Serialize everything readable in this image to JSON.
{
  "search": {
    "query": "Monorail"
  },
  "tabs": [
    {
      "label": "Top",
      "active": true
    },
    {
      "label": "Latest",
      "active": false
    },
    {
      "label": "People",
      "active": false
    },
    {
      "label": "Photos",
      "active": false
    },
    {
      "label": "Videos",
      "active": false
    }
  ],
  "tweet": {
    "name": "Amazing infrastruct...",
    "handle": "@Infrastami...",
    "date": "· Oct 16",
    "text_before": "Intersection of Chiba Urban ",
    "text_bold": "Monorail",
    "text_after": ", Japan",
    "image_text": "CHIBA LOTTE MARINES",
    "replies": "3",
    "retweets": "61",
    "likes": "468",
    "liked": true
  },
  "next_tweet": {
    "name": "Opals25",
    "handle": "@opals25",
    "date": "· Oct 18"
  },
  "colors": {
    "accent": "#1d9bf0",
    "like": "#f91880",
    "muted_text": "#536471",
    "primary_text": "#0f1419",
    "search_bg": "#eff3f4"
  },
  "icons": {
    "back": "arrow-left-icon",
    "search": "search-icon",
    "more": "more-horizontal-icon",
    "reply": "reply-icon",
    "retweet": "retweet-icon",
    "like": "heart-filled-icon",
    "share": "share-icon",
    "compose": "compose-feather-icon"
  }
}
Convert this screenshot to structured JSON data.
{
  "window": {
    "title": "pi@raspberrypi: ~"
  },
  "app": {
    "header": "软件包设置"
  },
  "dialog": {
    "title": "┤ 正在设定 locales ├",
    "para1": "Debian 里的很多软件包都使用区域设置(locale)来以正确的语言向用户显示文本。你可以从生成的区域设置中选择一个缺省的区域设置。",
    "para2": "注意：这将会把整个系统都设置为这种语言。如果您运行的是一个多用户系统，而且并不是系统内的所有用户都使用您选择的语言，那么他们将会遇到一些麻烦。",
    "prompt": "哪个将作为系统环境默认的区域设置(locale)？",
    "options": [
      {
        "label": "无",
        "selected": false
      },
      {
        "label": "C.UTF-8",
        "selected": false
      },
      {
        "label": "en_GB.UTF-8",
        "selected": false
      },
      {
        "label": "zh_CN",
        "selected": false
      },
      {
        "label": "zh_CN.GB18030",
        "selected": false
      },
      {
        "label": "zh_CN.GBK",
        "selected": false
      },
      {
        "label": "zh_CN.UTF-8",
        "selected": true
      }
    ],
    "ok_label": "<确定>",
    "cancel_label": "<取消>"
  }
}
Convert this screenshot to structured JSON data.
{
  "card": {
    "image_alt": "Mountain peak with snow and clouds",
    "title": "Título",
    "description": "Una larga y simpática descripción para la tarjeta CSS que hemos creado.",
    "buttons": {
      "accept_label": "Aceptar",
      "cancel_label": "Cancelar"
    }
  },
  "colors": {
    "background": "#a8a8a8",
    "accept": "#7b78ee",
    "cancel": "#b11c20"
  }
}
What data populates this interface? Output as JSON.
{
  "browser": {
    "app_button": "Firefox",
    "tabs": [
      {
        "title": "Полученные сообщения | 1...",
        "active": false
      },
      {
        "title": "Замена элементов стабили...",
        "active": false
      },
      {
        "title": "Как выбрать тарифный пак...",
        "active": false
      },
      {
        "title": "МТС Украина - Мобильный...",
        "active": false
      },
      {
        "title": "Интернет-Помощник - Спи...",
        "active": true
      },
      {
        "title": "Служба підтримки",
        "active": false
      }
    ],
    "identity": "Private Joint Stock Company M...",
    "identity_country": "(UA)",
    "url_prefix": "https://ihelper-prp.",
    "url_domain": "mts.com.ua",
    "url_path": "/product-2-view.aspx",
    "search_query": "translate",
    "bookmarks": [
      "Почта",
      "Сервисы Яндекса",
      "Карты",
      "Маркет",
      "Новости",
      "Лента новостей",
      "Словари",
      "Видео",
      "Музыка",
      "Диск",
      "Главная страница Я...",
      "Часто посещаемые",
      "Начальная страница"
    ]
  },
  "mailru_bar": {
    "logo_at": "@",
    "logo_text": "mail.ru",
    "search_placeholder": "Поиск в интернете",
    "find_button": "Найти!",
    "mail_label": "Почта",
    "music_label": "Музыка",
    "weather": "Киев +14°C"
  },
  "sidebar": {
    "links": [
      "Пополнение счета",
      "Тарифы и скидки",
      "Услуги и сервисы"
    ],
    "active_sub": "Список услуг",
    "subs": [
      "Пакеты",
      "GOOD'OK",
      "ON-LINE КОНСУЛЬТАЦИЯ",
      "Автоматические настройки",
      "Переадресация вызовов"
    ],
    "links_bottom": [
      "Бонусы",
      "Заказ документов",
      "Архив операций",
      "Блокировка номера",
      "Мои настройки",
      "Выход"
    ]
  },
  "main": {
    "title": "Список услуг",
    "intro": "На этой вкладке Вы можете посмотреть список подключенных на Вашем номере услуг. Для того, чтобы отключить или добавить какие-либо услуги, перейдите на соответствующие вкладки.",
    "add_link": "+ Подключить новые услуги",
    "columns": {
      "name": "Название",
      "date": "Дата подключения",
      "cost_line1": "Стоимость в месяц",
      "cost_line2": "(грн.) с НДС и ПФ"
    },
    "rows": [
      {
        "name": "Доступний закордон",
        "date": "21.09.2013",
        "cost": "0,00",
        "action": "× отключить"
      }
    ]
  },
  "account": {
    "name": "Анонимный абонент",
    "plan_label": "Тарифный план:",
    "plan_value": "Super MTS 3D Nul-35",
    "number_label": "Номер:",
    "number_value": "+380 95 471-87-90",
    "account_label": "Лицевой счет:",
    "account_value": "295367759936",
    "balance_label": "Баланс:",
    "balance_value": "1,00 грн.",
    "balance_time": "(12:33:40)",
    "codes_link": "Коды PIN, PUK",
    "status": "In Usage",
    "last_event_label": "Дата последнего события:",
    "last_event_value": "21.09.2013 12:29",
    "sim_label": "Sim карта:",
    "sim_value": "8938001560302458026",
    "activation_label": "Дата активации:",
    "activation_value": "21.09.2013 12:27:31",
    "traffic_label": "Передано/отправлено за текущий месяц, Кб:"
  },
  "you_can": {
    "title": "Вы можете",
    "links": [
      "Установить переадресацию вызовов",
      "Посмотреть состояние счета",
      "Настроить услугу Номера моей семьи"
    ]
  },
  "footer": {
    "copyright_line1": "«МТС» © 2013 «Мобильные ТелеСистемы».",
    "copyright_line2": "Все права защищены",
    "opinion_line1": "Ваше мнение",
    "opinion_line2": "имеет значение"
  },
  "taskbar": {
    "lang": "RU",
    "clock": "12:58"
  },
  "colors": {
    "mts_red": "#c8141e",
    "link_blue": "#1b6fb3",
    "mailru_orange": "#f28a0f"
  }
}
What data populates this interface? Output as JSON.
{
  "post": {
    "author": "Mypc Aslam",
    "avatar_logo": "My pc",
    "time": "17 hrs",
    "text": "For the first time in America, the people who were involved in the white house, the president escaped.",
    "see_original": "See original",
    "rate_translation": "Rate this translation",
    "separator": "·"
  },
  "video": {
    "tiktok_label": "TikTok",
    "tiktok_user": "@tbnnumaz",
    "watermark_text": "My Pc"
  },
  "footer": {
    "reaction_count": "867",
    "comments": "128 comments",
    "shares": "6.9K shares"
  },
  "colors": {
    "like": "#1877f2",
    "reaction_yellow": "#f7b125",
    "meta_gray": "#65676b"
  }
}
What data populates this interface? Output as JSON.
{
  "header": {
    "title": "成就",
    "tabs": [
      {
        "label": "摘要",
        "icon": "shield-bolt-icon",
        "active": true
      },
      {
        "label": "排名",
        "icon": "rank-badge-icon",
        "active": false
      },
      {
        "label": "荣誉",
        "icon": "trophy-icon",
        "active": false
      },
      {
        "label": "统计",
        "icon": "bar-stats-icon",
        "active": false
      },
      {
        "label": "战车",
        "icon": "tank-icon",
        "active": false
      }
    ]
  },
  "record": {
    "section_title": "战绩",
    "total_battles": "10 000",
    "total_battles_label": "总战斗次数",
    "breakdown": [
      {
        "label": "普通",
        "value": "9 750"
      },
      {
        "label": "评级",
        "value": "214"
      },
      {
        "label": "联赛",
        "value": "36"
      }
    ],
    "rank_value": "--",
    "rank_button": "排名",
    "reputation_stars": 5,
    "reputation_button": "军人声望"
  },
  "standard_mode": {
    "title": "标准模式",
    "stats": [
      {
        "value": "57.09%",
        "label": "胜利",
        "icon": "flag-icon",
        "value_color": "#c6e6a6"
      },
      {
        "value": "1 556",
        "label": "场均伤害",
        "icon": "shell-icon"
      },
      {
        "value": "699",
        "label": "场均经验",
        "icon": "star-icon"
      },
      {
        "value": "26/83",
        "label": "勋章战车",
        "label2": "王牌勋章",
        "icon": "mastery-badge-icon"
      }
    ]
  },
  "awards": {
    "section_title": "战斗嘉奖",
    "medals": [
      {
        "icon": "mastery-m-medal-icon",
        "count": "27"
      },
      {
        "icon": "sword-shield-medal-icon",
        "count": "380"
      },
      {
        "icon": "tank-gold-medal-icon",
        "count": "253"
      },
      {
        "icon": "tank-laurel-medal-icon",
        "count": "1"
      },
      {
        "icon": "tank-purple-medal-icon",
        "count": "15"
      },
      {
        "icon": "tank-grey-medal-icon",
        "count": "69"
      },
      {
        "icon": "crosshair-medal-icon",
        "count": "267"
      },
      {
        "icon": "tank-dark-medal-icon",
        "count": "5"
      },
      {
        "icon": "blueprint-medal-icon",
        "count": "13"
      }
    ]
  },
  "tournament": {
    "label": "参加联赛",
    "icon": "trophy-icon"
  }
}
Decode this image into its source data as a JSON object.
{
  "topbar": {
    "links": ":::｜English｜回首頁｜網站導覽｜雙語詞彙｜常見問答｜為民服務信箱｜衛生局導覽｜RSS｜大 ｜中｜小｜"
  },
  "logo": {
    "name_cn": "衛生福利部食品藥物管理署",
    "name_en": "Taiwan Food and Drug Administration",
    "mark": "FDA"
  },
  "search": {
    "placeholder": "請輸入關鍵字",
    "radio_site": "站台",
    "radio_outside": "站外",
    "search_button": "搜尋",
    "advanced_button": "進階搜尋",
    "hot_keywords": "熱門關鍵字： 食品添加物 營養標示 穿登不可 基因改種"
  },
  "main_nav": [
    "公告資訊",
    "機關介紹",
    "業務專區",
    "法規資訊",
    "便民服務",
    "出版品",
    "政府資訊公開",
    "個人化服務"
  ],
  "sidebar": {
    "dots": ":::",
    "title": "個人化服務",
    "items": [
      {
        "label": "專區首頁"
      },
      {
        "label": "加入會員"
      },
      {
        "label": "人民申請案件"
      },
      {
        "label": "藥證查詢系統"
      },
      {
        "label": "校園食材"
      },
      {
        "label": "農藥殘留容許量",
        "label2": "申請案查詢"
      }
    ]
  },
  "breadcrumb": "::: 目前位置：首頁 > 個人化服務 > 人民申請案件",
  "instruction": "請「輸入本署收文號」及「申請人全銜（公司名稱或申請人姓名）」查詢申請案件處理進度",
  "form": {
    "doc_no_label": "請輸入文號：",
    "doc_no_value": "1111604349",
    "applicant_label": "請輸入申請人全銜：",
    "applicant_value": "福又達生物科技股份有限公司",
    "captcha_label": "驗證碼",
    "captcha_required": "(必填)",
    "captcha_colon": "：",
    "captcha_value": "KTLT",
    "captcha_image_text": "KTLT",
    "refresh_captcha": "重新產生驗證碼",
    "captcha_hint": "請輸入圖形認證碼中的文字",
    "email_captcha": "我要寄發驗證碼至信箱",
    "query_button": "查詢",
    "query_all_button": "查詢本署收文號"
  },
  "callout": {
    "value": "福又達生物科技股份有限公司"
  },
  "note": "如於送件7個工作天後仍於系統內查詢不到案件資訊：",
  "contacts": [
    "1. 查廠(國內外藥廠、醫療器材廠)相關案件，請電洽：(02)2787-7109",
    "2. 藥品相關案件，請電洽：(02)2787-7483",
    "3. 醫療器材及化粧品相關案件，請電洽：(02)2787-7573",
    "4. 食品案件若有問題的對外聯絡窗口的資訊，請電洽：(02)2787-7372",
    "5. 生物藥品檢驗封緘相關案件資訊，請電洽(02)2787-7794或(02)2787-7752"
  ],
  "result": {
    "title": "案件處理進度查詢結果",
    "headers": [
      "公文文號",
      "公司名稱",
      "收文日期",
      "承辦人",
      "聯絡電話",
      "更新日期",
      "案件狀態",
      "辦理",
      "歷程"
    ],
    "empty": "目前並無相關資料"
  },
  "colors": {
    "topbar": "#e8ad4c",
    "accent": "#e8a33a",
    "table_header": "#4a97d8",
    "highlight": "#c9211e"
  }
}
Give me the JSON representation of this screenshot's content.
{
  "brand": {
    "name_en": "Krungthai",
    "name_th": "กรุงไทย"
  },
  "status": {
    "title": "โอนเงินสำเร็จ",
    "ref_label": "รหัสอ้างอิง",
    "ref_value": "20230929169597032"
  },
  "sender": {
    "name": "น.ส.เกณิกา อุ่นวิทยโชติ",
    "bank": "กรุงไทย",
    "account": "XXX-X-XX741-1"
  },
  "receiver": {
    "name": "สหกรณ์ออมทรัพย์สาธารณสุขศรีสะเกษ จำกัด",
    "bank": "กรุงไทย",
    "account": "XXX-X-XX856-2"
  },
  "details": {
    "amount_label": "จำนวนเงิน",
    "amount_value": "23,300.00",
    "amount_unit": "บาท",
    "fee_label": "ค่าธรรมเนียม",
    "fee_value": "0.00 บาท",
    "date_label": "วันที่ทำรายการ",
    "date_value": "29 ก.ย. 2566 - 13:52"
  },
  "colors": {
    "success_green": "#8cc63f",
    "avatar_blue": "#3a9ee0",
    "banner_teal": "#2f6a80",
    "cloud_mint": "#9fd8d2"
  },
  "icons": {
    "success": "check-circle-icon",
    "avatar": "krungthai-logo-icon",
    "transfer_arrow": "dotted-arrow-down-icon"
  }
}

* _Exercise objective_
Take each line containing the string "shield" and copy it out.

* _Written solution_
        "icon": "shield-bolt-icon",
        "icon": "sword-shield-medal-icon",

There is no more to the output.